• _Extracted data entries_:
[Start]

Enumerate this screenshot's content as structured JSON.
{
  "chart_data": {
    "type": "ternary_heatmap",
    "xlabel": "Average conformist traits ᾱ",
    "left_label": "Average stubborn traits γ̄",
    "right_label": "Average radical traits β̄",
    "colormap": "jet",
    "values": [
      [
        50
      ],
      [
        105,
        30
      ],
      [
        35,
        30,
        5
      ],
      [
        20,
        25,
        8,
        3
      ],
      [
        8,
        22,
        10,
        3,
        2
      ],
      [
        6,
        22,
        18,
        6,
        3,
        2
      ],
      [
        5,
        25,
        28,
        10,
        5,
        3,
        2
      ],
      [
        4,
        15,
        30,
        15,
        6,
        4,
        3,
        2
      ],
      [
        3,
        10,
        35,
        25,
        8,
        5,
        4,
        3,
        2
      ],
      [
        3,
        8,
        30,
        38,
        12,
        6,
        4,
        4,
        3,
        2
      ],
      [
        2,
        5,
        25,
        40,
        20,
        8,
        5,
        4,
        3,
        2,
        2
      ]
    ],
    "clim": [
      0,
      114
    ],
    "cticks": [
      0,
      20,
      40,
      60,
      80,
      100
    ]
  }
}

[End]

• _WHAT NEEDS TO BE DONE_:
Type the whole listing again, unaltered.

• _EXPECTED ANSWER_:
Enumerate this screenshot's content as structured JSON.
{
  "chart_data": {
    "type": "ternary_heatmap",
    "xlabel": "Average conformist traits ᾱ",
    "left_label": "Average stubborn traits γ̄",
    "right_label": "Average radical traits β̄",
    "colormap": "jet",
    "values": [
      [
        50
      ],
      [
        105,
        30
      ],
      [
        35,
        30,
        5
      ],
      [
        20,
        25,
        8,
        3
      ],
      [
        8,
        22,
        10,
        3,
        2
      ],
      [
        6,
        22,
        18,
        6,
        3,
        2
      ],
      [
        5,
        25,
        28,
        10,
        5,
        3,
        2
      ],
      [
        4,
        15,
        30,
        15,
        6,
        4,
        3,
        2
      ],
      [
        3,
        10,
        35,
        25,
        8,
        5,
        4,
        3,
        2
      ],
      [
        3,
        8,
        30,
        38,
        12,
        6,
        4,
        4,
        3,
        2
      ],
      [
        2,
        5,
        25,
        40,
        20,
        8,
        5,
        4,
        3,
        2,
        2
      ]
    ],
    "clim": [
      0,
      114
    ],
    "cticks": [
      0,
      20,
      40,
      60,
      80,
      100
    ]
  }
}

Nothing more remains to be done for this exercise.